### PROBLEM STATEMENT
Pull out every line below that contains the word "cresciuto".

### EXTRACTED ENTRIES
****************************************
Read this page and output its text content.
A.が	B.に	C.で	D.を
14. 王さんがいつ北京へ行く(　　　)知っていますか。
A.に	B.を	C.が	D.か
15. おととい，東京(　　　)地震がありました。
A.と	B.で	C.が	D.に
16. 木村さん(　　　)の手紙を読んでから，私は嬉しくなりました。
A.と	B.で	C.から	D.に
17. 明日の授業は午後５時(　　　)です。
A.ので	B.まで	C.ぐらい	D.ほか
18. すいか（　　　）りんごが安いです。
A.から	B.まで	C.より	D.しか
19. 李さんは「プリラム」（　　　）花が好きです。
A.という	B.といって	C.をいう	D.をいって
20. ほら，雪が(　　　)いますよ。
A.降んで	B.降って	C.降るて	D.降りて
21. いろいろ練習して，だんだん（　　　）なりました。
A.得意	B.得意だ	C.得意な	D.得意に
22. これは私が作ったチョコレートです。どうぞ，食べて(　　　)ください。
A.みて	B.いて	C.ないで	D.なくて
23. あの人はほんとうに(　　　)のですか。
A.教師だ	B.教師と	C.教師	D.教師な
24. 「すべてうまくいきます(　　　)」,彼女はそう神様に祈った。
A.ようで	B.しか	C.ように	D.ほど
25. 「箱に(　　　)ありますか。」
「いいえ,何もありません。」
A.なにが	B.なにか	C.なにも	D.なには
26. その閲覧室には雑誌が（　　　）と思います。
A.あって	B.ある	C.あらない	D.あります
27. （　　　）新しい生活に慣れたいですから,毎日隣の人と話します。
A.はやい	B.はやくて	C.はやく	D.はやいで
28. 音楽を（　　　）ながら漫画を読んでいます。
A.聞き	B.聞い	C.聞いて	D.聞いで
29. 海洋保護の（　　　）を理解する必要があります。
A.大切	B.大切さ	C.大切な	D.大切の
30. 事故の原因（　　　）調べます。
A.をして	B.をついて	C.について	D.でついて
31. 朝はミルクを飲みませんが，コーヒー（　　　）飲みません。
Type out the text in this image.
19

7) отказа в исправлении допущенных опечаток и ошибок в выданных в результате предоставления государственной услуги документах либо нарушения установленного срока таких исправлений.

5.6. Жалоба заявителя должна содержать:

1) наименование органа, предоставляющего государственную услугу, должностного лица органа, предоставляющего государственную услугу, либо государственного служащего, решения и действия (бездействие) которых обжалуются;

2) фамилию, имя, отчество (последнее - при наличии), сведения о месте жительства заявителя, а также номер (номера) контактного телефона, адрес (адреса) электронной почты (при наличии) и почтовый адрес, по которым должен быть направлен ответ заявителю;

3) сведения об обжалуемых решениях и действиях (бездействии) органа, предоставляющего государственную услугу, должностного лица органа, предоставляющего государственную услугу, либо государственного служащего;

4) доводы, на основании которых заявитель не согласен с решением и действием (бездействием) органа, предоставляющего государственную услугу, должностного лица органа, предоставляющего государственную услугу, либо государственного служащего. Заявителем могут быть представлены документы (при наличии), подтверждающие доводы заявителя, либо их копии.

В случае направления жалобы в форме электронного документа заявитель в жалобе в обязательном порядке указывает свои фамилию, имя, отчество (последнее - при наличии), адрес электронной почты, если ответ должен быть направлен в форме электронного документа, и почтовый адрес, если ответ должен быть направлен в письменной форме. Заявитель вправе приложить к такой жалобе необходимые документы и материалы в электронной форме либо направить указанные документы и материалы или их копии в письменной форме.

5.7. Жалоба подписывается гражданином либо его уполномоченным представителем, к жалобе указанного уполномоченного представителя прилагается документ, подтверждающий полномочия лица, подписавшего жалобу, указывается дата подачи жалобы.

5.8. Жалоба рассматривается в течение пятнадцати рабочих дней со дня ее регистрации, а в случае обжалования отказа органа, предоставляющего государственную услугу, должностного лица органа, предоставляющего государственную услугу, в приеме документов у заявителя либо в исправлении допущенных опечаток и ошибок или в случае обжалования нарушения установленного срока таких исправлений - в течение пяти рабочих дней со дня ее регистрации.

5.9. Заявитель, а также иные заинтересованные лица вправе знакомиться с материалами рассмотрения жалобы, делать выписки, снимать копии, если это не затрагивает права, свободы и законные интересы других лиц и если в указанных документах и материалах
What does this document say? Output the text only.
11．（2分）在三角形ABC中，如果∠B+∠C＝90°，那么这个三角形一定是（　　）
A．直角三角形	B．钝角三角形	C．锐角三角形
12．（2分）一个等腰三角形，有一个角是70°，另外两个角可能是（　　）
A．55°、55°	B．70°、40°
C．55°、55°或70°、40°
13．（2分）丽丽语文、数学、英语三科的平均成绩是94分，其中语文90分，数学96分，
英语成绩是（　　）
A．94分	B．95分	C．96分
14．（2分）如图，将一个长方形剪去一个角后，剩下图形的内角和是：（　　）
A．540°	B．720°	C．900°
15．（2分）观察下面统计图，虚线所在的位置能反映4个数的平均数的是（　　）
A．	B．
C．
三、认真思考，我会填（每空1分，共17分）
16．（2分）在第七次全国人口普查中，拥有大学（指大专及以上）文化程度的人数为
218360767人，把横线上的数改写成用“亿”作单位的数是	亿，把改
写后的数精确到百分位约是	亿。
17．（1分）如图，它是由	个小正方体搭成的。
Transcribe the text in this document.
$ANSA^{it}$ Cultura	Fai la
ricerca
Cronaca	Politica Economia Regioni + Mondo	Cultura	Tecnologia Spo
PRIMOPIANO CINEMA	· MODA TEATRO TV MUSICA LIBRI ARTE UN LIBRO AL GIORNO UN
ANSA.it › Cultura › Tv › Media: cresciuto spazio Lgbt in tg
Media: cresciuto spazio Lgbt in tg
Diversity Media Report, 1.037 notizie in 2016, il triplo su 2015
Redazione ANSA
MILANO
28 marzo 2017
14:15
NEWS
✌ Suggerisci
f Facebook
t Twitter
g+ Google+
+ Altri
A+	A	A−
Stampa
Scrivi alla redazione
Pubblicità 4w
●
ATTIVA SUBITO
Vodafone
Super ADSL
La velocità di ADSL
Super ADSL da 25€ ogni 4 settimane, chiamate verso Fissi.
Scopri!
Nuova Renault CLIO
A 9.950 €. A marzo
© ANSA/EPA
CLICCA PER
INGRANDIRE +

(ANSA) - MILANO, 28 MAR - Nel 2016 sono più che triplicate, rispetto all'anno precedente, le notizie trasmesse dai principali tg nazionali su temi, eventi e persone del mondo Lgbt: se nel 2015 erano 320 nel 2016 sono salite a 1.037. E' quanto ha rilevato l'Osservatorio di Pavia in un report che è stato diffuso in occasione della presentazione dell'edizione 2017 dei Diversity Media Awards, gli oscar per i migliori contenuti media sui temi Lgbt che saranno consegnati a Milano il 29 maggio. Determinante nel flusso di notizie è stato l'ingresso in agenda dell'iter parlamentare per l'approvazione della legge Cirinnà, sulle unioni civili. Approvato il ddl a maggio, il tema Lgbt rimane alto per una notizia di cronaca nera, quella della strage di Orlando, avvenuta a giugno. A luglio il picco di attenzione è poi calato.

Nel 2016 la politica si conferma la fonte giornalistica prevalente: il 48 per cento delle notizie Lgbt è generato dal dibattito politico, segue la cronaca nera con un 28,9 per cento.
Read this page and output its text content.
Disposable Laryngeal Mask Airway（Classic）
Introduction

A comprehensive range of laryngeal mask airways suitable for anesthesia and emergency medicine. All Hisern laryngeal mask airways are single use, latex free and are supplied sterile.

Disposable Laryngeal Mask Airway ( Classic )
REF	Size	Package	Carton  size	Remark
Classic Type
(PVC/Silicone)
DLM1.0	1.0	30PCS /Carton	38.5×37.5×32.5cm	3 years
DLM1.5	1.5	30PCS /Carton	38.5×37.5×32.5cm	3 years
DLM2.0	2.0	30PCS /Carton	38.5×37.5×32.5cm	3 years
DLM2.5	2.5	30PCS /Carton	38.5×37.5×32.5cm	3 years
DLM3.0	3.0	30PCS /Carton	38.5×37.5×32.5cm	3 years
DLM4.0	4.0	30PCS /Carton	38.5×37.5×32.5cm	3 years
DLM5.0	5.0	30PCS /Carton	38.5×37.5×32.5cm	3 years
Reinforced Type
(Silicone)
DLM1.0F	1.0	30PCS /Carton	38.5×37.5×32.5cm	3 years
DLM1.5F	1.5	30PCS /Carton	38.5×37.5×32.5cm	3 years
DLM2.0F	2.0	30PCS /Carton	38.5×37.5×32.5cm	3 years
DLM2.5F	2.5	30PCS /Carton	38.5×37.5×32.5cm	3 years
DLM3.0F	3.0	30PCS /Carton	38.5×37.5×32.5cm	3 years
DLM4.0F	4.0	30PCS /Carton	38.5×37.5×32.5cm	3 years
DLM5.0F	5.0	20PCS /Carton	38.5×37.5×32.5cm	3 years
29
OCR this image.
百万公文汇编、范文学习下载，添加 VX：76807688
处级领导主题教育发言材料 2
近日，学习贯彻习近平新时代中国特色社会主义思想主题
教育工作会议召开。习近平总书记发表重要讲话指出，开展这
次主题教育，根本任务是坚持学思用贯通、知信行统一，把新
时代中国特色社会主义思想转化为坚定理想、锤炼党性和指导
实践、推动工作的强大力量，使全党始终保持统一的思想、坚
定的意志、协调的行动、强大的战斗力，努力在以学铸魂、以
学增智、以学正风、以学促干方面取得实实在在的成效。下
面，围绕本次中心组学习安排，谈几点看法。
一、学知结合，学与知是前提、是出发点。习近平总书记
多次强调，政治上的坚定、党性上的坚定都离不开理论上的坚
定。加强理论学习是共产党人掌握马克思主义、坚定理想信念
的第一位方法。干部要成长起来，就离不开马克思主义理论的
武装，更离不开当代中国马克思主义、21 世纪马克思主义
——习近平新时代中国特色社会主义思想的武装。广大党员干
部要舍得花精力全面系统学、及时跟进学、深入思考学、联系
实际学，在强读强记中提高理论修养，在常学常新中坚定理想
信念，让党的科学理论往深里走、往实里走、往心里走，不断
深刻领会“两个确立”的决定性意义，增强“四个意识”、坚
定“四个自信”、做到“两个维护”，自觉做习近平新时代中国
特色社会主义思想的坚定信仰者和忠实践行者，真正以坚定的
****************************************
### WRITTEN RESPONSE
ANSA.it › Cultura › Tv › Media: cresciuto spazio Lgbt in tg
Media: cresciuto spazio Lgbt in tg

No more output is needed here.